> Task:
In the entries below, count every line containing "what". Return the number and nothing else.

[Dataset records]
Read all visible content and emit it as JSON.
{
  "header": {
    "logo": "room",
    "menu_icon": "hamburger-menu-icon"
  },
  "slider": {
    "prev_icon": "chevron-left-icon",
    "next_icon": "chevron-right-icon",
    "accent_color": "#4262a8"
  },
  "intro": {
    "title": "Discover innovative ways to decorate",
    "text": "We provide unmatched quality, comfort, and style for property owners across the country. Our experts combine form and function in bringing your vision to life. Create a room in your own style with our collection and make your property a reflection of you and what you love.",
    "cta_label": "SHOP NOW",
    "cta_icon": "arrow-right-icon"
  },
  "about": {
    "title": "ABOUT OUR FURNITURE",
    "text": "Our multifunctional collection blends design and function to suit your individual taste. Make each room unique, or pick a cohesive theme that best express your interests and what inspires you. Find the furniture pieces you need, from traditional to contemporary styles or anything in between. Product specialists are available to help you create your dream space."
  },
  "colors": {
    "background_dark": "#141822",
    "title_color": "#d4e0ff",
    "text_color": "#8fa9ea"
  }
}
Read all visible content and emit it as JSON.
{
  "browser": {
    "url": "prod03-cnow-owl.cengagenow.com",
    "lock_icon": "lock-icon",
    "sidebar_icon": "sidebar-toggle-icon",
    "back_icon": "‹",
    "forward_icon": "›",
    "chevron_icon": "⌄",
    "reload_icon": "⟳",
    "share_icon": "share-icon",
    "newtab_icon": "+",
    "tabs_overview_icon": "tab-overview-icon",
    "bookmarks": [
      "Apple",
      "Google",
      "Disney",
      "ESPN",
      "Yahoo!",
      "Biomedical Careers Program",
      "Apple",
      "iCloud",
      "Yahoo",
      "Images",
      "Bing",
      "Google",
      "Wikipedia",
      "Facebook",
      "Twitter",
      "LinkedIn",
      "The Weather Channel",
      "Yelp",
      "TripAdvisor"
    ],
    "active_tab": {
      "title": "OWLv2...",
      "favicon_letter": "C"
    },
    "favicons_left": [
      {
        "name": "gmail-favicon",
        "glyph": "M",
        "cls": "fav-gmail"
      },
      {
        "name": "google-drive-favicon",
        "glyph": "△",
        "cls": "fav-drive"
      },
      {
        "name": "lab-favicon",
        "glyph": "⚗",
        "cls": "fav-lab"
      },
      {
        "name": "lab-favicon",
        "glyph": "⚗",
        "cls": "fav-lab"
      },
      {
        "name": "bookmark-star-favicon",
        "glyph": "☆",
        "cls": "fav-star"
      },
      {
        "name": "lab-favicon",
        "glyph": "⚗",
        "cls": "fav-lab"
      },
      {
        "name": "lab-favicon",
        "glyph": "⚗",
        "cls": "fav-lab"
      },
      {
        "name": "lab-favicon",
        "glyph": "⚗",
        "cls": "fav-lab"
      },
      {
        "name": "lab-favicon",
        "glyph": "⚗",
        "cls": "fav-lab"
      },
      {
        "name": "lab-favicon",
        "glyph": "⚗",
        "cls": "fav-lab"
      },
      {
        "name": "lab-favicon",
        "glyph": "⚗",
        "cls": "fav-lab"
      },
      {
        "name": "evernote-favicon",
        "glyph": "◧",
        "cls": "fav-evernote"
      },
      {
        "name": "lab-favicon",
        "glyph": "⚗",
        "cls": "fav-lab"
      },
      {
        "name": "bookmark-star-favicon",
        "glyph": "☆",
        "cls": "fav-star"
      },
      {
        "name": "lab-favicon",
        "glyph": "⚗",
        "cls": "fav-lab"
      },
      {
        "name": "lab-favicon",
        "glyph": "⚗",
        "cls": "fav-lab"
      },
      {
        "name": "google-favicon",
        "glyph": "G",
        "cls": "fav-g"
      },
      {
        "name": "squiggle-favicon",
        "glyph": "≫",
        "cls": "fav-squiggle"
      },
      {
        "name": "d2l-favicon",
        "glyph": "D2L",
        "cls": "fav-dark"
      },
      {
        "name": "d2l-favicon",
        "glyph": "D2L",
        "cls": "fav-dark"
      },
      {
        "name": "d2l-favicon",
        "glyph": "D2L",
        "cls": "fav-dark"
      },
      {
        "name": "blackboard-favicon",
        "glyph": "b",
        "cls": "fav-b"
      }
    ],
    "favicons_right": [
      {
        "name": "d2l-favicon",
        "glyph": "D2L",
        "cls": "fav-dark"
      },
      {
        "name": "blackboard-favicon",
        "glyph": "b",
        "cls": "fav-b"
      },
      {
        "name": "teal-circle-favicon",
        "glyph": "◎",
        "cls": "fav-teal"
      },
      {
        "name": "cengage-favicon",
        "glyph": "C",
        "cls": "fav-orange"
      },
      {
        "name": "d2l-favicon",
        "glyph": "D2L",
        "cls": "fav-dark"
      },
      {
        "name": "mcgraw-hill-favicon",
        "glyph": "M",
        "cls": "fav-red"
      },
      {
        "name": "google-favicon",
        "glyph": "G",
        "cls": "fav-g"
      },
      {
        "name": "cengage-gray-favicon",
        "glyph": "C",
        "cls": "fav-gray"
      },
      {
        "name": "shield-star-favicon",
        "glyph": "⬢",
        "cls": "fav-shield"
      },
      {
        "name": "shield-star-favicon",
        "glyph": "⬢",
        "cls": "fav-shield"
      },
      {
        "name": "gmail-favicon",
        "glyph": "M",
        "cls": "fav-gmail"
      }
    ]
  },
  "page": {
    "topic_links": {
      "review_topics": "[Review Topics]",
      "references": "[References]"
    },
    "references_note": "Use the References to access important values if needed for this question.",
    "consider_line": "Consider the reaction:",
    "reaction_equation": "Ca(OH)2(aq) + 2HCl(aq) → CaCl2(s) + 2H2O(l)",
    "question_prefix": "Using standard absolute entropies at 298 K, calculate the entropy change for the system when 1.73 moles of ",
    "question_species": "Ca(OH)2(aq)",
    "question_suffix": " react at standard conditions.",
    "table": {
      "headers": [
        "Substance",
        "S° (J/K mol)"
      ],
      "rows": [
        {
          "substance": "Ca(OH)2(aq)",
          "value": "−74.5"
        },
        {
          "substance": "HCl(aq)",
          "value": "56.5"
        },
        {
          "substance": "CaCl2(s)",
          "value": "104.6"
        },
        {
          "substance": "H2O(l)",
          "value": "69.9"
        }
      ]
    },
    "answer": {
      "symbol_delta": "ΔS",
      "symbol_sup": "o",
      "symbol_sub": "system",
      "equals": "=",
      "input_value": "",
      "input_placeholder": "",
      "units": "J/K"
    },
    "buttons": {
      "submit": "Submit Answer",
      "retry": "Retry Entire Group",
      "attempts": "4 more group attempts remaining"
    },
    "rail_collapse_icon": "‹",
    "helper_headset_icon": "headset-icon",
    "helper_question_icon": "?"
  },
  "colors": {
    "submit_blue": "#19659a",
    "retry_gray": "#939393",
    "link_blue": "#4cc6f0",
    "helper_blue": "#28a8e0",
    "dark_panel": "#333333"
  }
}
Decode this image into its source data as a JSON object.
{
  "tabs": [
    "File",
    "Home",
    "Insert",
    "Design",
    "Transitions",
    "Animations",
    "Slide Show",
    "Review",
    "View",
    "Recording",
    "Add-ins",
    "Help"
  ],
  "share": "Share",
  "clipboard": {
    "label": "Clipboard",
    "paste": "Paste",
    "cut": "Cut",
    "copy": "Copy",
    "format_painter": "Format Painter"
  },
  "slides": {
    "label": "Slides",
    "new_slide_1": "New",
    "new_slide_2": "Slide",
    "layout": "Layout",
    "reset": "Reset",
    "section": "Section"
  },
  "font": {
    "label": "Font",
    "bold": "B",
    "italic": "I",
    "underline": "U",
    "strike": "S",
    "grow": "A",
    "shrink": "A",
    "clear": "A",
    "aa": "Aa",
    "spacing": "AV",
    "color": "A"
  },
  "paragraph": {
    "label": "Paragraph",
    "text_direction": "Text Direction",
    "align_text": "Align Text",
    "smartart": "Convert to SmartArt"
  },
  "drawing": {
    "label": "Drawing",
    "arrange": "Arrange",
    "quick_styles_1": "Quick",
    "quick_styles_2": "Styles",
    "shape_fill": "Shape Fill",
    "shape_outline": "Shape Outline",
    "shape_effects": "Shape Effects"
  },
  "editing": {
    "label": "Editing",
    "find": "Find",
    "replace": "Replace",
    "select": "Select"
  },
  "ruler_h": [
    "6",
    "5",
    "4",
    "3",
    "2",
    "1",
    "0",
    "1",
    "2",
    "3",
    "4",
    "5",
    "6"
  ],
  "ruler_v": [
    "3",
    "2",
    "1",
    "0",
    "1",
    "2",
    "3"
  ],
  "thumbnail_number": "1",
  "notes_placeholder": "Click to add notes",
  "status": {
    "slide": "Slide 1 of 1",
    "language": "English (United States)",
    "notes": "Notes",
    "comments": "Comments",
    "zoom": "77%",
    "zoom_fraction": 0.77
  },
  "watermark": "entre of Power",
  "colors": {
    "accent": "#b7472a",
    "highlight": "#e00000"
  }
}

> Full output:
2